INSTRUCTIONS TO FOLLOW :: Each entry needs to be restated exactly as written.

====================

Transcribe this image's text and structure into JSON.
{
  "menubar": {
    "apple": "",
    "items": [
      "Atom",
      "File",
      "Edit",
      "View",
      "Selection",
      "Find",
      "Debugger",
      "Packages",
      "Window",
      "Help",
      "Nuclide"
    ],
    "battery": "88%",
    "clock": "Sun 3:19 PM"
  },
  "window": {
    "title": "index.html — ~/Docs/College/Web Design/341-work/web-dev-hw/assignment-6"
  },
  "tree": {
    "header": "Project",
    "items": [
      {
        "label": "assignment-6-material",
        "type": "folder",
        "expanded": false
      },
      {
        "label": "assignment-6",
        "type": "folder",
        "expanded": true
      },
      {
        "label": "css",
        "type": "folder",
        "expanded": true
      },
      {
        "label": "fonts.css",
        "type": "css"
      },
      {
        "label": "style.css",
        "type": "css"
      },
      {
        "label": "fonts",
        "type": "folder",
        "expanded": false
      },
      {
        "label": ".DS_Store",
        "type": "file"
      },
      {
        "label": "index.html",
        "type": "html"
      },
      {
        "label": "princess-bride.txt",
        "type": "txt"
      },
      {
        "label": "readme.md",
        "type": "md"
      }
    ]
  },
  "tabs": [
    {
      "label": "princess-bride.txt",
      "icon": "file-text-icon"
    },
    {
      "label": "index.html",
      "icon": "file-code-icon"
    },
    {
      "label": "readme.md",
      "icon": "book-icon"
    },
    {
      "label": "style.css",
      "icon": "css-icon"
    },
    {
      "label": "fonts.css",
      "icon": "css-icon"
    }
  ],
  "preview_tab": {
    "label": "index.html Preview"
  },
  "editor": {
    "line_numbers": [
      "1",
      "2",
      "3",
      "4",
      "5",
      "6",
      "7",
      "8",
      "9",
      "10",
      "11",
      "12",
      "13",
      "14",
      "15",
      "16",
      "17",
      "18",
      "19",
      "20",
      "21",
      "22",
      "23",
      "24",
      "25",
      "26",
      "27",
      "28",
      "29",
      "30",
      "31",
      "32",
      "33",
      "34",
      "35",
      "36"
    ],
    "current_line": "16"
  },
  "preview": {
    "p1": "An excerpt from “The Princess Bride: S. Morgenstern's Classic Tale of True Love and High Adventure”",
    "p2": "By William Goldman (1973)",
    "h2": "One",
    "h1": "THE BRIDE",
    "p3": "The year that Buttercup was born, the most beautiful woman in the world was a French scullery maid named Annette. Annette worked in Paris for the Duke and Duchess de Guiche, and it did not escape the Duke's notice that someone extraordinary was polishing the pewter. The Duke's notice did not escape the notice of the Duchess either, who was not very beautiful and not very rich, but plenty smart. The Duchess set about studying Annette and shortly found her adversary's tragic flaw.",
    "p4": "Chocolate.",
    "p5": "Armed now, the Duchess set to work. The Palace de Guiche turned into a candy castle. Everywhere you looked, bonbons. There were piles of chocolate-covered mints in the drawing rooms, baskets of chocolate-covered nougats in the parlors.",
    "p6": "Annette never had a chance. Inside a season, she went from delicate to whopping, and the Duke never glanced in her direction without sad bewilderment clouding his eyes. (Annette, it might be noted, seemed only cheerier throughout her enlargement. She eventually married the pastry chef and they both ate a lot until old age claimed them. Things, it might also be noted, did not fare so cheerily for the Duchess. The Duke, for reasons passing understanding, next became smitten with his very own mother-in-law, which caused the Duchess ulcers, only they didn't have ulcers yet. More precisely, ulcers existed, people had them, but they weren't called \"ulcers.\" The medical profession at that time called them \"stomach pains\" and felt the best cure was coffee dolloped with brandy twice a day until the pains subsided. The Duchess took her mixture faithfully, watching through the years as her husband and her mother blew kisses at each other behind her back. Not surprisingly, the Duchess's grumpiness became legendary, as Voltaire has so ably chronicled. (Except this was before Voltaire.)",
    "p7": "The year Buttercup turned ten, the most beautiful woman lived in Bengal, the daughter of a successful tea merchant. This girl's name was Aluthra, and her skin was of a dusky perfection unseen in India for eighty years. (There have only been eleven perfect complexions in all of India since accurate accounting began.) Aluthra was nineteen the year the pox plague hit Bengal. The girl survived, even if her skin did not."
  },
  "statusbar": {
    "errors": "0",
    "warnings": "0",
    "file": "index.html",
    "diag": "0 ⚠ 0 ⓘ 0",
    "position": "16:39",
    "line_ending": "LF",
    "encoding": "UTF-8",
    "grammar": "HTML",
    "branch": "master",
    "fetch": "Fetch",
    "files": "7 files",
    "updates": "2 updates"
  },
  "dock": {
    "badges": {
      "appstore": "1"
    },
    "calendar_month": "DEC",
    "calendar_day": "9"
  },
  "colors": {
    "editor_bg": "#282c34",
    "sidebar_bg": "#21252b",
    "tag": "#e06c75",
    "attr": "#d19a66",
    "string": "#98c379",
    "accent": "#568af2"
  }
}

====================

RESULT ::
Transcribe this image's text and structure into JSON.
{
  "menubar": {
    "apple": "",
    "items": [
      "Atom",
      "File",
      "Edit",
      "View",
      "Selection",
      "Find",
      "Debugger",
      "Packages",
      "Window",
      "Help",
      "Nuclide"
    ],
    "battery": "88%",
    "clock": "Sun 3:19 PM"
  },
  "window": {
    "title": "index.html — ~/Docs/College/Web Design/341-work/web-dev-hw/assignment-6"
  },
  "tree": {
    "header": "Project",
    "items": [
      {
        "label": "assignment-6-material",
        "type": "folder",
        "expanded": false
      },
      {
        "label": "assignment-6",
        "type": "folder",
        "expanded": true
      },
      {
        "label": "css",
        "type": "folder",
        "expanded": true
      },
      {
        "label": "fonts.css",
        "type": "css"
      },
      {
        "label": "style.css",
        "type": "css"
      },
      {
        "label": "fonts",
        "type": "folder",
        "expanded": false
      },
      {
        "label": ".DS_Store",
        "type": "file"
      },
      {
        "label": "index.html",
        "type": "html"
      },
      {
        "label": "princess-bride.txt",
        "type": "txt"
      },
      {
        "label": "readme.md",
        "type": "md"
      }
    ]
  },
  "tabs": [
    {
      "label": "princess-bride.txt",
      "icon": "file-text-icon"
    },
    {
      "label": "index.html",
      "icon": "file-code-icon"
    },
    {
      "label": "readme.md",
      "icon": "book-icon"
    },
    {
      "label": "style.css",
      "icon": "css-icon"
    },
    {
      "label": "fonts.css",
      "icon": "css-icon"
    }
  ],
  "preview_tab": {
    "label": "index.html Preview"
  },
  "editor": {
    "line_numbers": [
      "1",
      "2",
      "3",
      "4",
      "5",
      "6",
      "7",
      "8",
      "9",
      "10",
      "11",
      "12",
      "13",
      "14",
      "15",
      "16",
      "17",
      "18",
      "19",
      "20",
      "21",
      "22",
      "23",
      "24",
      "25",
      "26",
      "27",
      "28",
      "29",
      "30",
      "31",
      "32",
      "33",
      "34",
      "35",
      "36"
    ],
    "current_line": "16"
  },
  "preview": {
    "p1": "An excerpt from “The Princess Bride: S. Morgenstern's Classic Tale of True Love and High Adventure”",
    "p2": "By William Goldman (1973)",
    "h2": "One",
    "h1": "THE BRIDE",
    "p3": "The year that Buttercup was born, the most beautiful woman in the world was a French scullery maid named Annette. Annette worked in Paris for the Duke and Duchess de Guiche, and it did not escape the Duke's notice that someone extraordinary was polishing the pewter. The Duke's notice did not escape the notice of the Duchess either, who was not very beautiful and not very rich, but plenty smart. The Duchess set about studying Annette and shortly found her adversary's tragic flaw.",
    "p4": "Chocolate.",
    "p5": "Armed now, the Duchess set to work. The Palace de Guiche turned into a candy castle. Everywhere you looked, bonbons. There were piles of chocolate-covered mints in the drawing rooms, baskets of chocolate-covered nougats in the parlors.",
    "p6": "Annette never had a chance. Inside a season, she went from delicate to whopping, and the Duke never glanced in her direction without sad bewilderment clouding his eyes. (Annette, it might be noted, seemed only cheerier throughout her enlargement. She eventually married the pastry chef and they both ate a lot until old age claimed them. Things, it might also be noted, did not fare so cheerily for the Duchess. The Duke, for reasons passing understanding, next became smitten with his very own mother-in-law, which caused the Duchess ulcers, only they didn't have ulcers yet. More precisely, ulcers existed, people had them, but they weren't called \"ulcers.\" The medical profession at that time called them \"stomach pains\" and felt the best cure was coffee dolloped with brandy twice a day until the pains subsided. The Duchess took her mixture faithfully, watching through the years as her husband and her mother blew kisses at each other behind her back. Not surprisingly, the Duchess's grumpiness became legendary, as Voltaire has so ably chronicled. (Except this was before Voltaire.)",
    "p7": "The year Buttercup turned ten, the most beautiful woman lived in Bengal, the daughter of a successful tea merchant. This girl's name was Aluthra, and her skin was of a dusky perfection unseen in India for eighty years. (There have only been eleven perfect complexions in all of India since accurate accounting began.) Aluthra was nineteen the year the pox plague hit Bengal. The girl survived, even if her skin did not."
  },
  "statusbar": {
    "errors": "0",
    "warnings": "0",
    "file": "index.html",
    "diag": "0 ⚠ 0 ⓘ 0",
    "position": "16:39",
    "line_ending": "LF",
    "encoding": "UTF-8",
    "grammar": "HTML",
    "branch": "master",
    "fetch": "Fetch",
    "files": "7 files",
    "updates": "2 updates"
  },
  "dock": {
    "badges": {
      "appstore": "1"
    },
    "calendar_month": "DEC",
    "calendar_day": "9"
  },
  "colors": {
    "editor_bg": "#282c34",
    "sidebar_bg": "#21252b",
    "tag": "#e06c75",
    "attr": "#d19a66",
    "string": "#98c379",
    "accent": "#568af2"
  }
}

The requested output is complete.